[Extracted records]
────────────────

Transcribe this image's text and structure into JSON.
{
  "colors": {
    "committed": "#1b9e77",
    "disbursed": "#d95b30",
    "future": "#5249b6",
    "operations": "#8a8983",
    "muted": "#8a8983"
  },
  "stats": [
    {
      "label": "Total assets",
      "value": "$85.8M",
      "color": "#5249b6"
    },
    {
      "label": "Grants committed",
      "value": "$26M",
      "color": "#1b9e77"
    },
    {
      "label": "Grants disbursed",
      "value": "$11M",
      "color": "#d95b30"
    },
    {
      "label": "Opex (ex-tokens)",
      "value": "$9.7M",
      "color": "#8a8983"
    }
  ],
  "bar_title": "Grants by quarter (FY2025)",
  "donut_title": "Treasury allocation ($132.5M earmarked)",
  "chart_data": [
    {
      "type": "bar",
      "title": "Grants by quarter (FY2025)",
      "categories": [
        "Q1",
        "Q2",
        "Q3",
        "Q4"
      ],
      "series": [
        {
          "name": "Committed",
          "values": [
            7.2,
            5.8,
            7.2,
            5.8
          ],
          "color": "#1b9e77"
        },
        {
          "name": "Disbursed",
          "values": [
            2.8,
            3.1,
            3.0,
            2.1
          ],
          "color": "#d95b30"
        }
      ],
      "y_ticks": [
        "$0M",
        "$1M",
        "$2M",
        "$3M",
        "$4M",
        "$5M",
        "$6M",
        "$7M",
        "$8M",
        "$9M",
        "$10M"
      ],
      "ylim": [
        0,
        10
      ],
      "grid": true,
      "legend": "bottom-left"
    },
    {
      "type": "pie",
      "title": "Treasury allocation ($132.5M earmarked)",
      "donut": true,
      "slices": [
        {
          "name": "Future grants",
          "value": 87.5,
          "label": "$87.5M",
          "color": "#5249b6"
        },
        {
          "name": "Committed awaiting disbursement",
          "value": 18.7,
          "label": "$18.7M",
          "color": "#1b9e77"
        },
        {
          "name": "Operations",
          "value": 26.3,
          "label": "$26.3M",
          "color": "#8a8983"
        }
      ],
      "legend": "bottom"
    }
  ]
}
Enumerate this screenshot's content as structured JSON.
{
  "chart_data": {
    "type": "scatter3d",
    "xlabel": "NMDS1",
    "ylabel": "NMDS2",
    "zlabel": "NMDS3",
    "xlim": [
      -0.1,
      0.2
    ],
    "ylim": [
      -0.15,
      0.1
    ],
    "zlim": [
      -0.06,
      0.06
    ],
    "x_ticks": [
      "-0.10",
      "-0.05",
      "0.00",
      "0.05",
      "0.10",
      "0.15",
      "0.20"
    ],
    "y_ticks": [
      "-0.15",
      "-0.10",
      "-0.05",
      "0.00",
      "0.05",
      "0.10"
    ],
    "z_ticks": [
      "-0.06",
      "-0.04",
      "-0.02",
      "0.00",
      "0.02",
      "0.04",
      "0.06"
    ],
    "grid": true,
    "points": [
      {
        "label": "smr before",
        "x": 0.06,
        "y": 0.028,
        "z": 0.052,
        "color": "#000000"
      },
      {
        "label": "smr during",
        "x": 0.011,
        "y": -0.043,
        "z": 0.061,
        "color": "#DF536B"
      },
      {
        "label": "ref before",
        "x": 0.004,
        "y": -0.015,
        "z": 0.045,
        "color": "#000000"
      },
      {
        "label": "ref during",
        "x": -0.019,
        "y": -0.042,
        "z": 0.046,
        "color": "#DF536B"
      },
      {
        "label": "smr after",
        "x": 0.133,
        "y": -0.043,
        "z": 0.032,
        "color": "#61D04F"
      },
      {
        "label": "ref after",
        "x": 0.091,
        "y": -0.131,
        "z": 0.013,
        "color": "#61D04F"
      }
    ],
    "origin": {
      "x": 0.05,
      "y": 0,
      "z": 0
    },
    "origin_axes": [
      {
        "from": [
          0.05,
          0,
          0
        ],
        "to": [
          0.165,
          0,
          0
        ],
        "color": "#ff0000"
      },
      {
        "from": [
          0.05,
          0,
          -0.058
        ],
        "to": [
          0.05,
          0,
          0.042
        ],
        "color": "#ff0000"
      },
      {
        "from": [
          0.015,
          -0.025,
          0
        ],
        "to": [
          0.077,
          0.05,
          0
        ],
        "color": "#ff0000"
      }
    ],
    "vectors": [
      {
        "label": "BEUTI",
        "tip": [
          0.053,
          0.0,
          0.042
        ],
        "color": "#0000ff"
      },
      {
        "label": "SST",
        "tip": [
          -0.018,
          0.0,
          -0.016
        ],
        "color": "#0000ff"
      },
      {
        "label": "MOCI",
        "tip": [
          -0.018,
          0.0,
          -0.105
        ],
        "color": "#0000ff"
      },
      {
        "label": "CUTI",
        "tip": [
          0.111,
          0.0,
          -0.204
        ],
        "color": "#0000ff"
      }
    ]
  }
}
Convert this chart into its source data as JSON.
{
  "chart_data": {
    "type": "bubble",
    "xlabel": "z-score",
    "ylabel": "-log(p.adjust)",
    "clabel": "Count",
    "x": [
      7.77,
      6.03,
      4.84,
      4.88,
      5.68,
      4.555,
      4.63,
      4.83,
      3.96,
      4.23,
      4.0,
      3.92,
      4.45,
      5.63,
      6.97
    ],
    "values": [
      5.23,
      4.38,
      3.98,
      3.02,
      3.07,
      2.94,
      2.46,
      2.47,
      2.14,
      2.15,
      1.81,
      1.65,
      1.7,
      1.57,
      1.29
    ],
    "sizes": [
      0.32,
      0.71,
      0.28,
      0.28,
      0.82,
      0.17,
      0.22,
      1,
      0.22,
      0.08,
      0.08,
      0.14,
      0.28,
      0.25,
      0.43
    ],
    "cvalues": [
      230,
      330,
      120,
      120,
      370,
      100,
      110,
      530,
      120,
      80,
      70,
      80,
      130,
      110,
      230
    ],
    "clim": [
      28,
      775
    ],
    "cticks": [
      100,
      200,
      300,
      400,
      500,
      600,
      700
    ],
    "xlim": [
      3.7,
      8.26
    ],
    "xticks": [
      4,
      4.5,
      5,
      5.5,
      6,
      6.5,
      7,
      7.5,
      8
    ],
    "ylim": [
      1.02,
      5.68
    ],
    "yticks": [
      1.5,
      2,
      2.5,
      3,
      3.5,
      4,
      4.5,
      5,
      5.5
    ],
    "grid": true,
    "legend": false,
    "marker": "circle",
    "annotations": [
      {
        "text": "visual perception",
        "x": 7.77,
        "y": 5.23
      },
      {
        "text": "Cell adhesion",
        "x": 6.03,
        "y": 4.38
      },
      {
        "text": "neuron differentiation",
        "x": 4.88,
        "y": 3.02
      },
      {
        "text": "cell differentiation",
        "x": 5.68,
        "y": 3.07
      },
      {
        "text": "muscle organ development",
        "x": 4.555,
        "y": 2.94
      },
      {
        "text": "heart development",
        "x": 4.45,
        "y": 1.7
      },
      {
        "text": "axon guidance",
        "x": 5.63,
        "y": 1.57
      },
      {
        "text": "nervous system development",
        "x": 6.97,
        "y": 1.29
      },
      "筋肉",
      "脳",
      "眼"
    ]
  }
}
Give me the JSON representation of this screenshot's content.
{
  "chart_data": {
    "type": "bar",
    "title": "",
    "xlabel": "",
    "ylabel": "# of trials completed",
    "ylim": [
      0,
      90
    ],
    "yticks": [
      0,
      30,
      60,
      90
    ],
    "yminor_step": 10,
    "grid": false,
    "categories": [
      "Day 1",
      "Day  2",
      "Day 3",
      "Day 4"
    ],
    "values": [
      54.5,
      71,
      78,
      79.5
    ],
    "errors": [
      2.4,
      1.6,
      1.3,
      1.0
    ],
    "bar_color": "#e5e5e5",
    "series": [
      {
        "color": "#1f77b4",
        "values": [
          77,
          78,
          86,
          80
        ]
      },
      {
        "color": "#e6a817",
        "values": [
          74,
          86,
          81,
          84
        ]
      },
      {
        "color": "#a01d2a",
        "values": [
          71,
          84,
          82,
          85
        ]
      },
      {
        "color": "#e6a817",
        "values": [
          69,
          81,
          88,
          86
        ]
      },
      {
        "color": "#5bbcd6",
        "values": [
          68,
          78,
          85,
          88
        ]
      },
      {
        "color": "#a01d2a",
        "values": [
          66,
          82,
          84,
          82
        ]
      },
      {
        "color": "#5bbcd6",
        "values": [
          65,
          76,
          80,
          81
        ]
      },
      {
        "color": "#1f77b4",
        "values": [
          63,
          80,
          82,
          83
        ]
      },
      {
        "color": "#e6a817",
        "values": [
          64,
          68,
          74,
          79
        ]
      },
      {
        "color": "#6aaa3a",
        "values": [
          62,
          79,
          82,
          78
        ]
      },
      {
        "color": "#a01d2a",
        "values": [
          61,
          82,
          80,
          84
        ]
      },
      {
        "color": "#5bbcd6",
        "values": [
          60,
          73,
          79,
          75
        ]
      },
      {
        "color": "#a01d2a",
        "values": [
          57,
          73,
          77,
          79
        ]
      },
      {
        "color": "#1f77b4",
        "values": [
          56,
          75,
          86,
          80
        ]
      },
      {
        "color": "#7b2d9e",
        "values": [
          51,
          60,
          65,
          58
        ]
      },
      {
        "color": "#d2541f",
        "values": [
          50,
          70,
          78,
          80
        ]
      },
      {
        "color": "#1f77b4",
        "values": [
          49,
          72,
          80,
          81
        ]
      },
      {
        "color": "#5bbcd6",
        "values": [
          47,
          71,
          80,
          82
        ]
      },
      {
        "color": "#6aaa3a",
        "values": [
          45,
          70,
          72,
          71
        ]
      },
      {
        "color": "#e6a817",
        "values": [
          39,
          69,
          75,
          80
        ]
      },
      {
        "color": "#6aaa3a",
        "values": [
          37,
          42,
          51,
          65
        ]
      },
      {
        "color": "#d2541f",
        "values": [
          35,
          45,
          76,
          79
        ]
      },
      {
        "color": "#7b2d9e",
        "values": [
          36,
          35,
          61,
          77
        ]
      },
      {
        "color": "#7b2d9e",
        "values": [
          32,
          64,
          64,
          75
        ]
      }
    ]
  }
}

────────────────

From the entries above, list each line with "ylabel" in it.

(Finished answer):
    "ylabel": "NMDS2",
    "ylabel": "-log(p.adjust)",
    "ylabel": "# of trials completed",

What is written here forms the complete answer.